What is being asked – With nothing added and nothing dropped, write out all of the entries below.

(Data items)
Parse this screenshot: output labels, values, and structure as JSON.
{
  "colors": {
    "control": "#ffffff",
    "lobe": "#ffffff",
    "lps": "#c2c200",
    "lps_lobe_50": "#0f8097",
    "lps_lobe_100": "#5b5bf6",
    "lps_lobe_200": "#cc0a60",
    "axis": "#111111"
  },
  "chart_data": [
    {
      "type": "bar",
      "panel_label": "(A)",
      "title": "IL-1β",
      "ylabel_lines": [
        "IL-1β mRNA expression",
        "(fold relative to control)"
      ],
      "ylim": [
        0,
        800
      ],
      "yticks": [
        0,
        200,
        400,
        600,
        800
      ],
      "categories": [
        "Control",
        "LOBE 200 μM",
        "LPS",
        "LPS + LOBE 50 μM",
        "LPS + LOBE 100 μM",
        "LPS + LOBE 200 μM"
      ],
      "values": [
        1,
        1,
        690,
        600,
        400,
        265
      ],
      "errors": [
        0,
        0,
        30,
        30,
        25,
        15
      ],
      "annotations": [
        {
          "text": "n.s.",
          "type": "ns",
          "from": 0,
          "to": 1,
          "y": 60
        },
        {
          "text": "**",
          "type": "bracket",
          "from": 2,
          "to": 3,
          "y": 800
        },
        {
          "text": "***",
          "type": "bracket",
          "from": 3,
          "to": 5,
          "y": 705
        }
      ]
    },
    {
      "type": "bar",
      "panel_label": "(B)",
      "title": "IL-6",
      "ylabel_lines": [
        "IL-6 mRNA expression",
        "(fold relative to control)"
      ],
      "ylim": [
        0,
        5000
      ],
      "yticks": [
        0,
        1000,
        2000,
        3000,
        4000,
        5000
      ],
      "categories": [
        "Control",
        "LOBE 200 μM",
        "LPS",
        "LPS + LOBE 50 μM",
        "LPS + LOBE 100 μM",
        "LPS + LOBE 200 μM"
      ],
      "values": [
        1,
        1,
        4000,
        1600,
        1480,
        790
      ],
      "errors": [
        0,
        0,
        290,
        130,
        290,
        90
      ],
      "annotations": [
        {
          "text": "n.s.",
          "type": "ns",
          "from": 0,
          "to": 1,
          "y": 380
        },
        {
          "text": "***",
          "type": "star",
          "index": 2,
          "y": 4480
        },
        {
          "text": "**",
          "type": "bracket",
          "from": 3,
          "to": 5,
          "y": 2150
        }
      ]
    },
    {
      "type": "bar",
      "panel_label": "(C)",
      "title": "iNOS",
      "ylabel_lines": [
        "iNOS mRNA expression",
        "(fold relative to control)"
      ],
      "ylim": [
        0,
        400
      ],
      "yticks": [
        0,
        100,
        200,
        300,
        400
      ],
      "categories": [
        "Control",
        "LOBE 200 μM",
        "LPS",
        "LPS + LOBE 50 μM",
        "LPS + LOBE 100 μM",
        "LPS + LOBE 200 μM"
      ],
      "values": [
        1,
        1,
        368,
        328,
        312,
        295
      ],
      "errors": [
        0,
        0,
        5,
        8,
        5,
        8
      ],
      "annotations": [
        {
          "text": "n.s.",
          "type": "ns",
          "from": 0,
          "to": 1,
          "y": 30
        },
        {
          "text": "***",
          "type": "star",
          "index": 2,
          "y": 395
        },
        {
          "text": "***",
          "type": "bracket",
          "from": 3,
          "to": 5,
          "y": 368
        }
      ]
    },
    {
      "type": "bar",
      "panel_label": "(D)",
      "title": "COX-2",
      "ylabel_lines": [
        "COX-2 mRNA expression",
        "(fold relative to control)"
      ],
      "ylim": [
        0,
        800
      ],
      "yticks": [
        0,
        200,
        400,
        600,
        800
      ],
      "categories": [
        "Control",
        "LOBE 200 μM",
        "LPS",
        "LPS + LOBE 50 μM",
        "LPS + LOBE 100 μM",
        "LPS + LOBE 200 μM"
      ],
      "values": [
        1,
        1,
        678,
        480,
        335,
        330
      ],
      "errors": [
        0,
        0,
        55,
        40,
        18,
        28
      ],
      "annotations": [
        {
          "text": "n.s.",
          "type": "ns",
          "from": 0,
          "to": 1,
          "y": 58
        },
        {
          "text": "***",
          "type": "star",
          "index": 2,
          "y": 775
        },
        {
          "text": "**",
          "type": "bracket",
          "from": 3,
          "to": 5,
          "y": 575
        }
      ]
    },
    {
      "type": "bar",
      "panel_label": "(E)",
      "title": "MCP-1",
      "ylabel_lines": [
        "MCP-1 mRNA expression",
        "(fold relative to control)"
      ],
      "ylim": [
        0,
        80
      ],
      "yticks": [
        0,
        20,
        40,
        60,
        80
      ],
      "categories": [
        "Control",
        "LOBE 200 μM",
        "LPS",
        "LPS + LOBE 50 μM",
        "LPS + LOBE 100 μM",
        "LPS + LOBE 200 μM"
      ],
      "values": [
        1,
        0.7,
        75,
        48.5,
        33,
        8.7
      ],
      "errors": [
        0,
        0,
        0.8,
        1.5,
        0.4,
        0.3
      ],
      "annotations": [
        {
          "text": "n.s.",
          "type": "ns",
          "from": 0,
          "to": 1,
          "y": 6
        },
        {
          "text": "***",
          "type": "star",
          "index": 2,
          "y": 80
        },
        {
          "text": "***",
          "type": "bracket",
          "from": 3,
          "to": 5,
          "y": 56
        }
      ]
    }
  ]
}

Your response –
Parse this screenshot: output labels, values, and structure as JSON.
{
  "colors": {
    "control": "#ffffff",
    "lobe": "#ffffff",
    "lps": "#c2c200",
    "lps_lobe_50": "#0f8097",
    "lps_lobe_100": "#5b5bf6",
    "lps_lobe_200": "#cc0a60",
    "axis": "#111111"
  },
  "chart_data": [
    {
      "type": "bar",
      "panel_label": "(A)",
      "title": "IL-1β",
      "ylabel_lines": [
        "IL-1β mRNA expression",
        "(fold relative to control)"
      ],
      "ylim": [
        0,
        800
      ],
      "yticks": [
        0,
        200,
        400,
        600,
        800
      ],
      "categories": [
        "Control",
        "LOBE 200 μM",
        "LPS",
        "LPS + LOBE 50 μM",
        "LPS + LOBE 100 μM",
        "LPS + LOBE 200 μM"
      ],
      "values": [
        1,
        1,
        690,
        600,
        400,
        265
      ],
      "errors": [
        0,
        0,
        30,
        30,
        25,
        15
      ],
      "annotations": [
        {
          "text": "n.s.",
          "type": "ns",
          "from": 0,
          "to": 1,
          "y": 60
        },
        {
          "text": "**",
          "type": "bracket",
          "from": 2,
          "to": 3,
          "y": 800
        },
        {
          "text": "***",
          "type": "bracket",
          "from": 3,
          "to": 5,
          "y": 705
        }
      ]
    },
    {
      "type": "bar",
      "panel_label": "(B)",
      "title": "IL-6",
      "ylabel_lines": [
        "IL-6 mRNA expression",
        "(fold relative to control)"
      ],
      "ylim": [
        0,
        5000
      ],
      "yticks": [
        0,
        1000,
        2000,
        3000,
        4000,
        5000
      ],
      "categories": [
        "Control",
        "LOBE 200 μM",
        "LPS",
        "LPS + LOBE 50 μM",
        "LPS + LOBE 100 μM",
        "LPS + LOBE 200 μM"
      ],
      "values": [
        1,
        1,
        4000,
        1600,
        1480,
        790
      ],
      "errors": [
        0,
        0,
        290,
        130,
        290,
        90
      ],
      "annotations": [
        {
          "text": "n.s.",
          "type": "ns",
          "from": 0,
          "to": 1,
          "y": 380
        },
        {
          "text": "***",
          "type": "star",
          "index": 2,
          "y": 4480
        },
        {
          "text": "**",
          "type": "bracket",
          "from": 3,
          "to": 5,
          "y": 2150
        }
      ]
    },
    {
      "type": "bar",
      "panel_label": "(C)",
      "title": "iNOS",
      "ylabel_lines": [
        "iNOS mRNA expression",
        "(fold relative to control)"
      ],
      "ylim": [
        0,
        400
      ],
      "yticks": [
        0,
        100,
        200,
        300,
        400
      ],
      "categories": [
        "Control",
        "LOBE 200 μM",
        "LPS",
        "LPS + LOBE 50 μM",
        "LPS + LOBE 100 μM",
        "LPS + LOBE 200 μM"
      ],
      "values": [
        1,
        1,
        368,
        328,
        312,
        295
      ],
      "errors": [
        0,
        0,
        5,
        8,
        5,
        8
      ],
      "annotations": [
        {
          "text": "n.s.",
          "type": "ns",
          "from": 0,
          "to": 1,
          "y": 30
        },
        {
          "text": "***",
          "type": "star",
          "index": 2,
          "y": 395
        },
        {
          "text": "***",
          "type": "bracket",
          "from": 3,
          "to": 5,
          "y": 368
        }
      ]
    },
    {
      "type": "bar",
      "panel_label": "(D)",
      "title": "COX-2",
      "ylabel_lines": [
        "COX-2 mRNA expression",
        "(fold relative to control)"
      ],
      "ylim": [
        0,
        800
      ],
      "yticks": [
        0,
        200,
        400,
        600,
        800
      ],
      "categories": [
        "Control",
        "LOBE 200 μM",
        "LPS",
        "LPS + LOBE 50 μM",
        "LPS + LOBE 100 μM",
        "LPS + LOBE 200 μM"
      ],
      "values": [
        1,
        1,
        678,
        480,
        335,
        330
      ],
      "errors": [
        0,
        0,
        55,
        40,
        18,
        28
      ],
      "annotations": [
        {
          "text": "n.s.",
          "type": "ns",
          "from": 0,
          "to": 1,
          "y": 58
        },
        {
          "text": "***",
          "type": "star",
          "index": 2,
          "y": 775
        },
        {
          "text": "**",
          "type": "bracket",
          "from": 3,
          "to": 5,
          "y": 575
        }
      ]
    },
    {
      "type": "bar",
      "panel_label": "(E)",
      "title": "MCP-1",
      "ylabel_lines": [
        "MCP-1 mRNA expression",
        "(fold relative to control)"
      ],
      "ylim": [
        0,
        80
      ],
      "yticks": [
        0,
        20,
        40,
        60,
        80
      ],
      "categories": [
        "Control",
        "LOBE 200 μM",
        "LPS",
        "LPS + LOBE 50 μM",
        "LPS + LOBE 100 μM",
        "LPS + LOBE 200 μM"
      ],
      "values": [
        1,
        0.7,
        75,
        48.5,
        33,
        8.7
      ],
      "errors": [
        0,
        0,
        0.8,
        1.5,
        0.4,
        0.3
      ],
      "annotations": [
        {
          "text": "n.s.",
          "type": "ns",
          "from": 0,
          "to": 1,
          "y": 6
        },
        {
          "text": "***",
          "type": "star",
          "index": 2,
          "y": 80
        },
        {
          "text": "***",
          "type": "bracket",
          "from": 3,
          "to": 5,
          "y": 56
        }
      ]
    }
  ]
}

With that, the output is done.